[Dataset items]
▽

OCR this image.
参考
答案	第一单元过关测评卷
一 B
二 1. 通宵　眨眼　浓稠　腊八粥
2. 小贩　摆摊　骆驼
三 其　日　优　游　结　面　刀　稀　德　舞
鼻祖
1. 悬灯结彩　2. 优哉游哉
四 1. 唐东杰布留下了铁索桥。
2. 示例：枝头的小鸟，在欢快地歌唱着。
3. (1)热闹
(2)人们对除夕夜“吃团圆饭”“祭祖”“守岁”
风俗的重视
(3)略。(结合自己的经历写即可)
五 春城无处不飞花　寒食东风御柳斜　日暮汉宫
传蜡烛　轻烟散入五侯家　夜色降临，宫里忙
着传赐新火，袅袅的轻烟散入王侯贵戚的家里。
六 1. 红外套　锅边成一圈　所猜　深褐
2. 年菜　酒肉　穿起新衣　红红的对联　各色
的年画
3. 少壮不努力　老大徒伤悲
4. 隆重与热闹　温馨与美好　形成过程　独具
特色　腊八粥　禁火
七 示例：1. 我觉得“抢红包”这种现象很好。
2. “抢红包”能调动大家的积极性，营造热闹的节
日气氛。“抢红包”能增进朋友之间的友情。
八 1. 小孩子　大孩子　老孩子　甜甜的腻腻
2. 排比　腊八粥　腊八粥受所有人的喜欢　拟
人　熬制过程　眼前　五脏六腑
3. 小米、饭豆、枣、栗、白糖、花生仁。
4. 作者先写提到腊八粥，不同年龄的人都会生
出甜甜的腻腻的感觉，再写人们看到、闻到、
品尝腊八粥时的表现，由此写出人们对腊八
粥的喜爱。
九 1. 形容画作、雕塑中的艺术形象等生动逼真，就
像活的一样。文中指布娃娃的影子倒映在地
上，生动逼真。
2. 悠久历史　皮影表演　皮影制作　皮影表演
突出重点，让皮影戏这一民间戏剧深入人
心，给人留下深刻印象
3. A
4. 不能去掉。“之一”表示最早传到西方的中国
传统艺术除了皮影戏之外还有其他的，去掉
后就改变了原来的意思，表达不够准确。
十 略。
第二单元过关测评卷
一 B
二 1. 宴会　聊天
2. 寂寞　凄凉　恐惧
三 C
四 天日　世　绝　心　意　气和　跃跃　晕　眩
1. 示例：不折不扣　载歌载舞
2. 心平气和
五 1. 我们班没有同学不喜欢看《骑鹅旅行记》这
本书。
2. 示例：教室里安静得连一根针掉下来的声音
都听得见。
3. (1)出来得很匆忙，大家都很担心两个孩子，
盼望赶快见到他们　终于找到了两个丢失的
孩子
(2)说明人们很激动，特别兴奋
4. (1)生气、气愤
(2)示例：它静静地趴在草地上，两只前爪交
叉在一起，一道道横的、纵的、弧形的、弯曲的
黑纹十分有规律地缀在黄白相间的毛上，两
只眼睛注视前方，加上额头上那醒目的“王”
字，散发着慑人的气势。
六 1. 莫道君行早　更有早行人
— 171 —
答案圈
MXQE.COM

△

#### Aim of the task:
Restate the listing in full, word for word.

#### Finished task:
OCR this image.
参考
答案	第一单元过关测评卷
一 B
二 1. 通宵　眨眼　浓稠　腊八粥
2. 小贩　摆摊　骆驼
三 其　日　优　游　结　面　刀　稀　德　舞
鼻祖
1. 悬灯结彩　2. 优哉游哉
四 1. 唐东杰布留下了铁索桥。
2. 示例：枝头的小鸟，在欢快地歌唱着。
3. (1)热闹
(2)人们对除夕夜“吃团圆饭”“祭祖”“守岁”
风俗的重视
(3)略。(结合自己的经历写即可)
五 春城无处不飞花　寒食东风御柳斜　日暮汉宫
传蜡烛　轻烟散入五侯家　夜色降临，宫里忙
着传赐新火，袅袅的轻烟散入王侯贵戚的家里。
六 1. 红外套　锅边成一圈　所猜　深褐
2. 年菜　酒肉　穿起新衣　红红的对联　各色
的年画
3. 少壮不努力　老大徒伤悲
4. 隆重与热闹　温馨与美好　形成过程　独具
特色　腊八粥　禁火
七 示例：1. 我觉得“抢红包”这种现象很好。
2. “抢红包”能调动大家的积极性，营造热闹的节
日气氛。“抢红包”能增进朋友之间的友情。
八 1. 小孩子　大孩子　老孩子　甜甜的腻腻
2. 排比　腊八粥　腊八粥受所有人的喜欢　拟
人　熬制过程　眼前　五脏六腑
3. 小米、饭豆、枣、栗、白糖、花生仁。
4. 作者先写提到腊八粥，不同年龄的人都会生
出甜甜的腻腻的感觉，再写人们看到、闻到、
品尝腊八粥时的表现，由此写出人们对腊八
粥的喜爱。
九 1. 形容画作、雕塑中的艺术形象等生动逼真，就
像活的一样。文中指布娃娃的影子倒映在地
上，生动逼真。
2. 悠久历史　皮影表演　皮影制作　皮影表演
突出重点，让皮影戏这一民间戏剧深入人
心，给人留下深刻印象
3. A
4. 不能去掉。“之一”表示最早传到西方的中国
传统艺术除了皮影戏之外还有其他的，去掉
后就改变了原来的意思，表达不够准确。
十 略。
第二单元过关测评卷
一 B
二 1. 宴会　聊天
2. 寂寞　凄凉　恐惧
三 C
四 天日　世　绝　心　意　气和　跃跃　晕　眩
1. 示例：不折不扣　载歌载舞
2. 心平气和
五 1. 我们班没有同学不喜欢看《骑鹅旅行记》这
本书。
2. 示例：教室里安静得连一根针掉下来的声音
都听得见。
3. (1)出来得很匆忙，大家都很担心两个孩子，
盼望赶快见到他们　终于找到了两个丢失的
孩子
(2)说明人们很激动，特别兴奋
4. (1)生气、气愤
(2)示例：它静静地趴在草地上，两只前爪交
叉在一起，一道道横的、纵的、弧形的、弯曲的
黑纹十分有规律地缀在黄白相间的毛上，两
只眼睛注视前方，加上额头上那醒目的“王”
字，散发着慑人的气势。
六 1. 莫道君行早　更有早行人
— 171 —
答案圈
MXQE.COM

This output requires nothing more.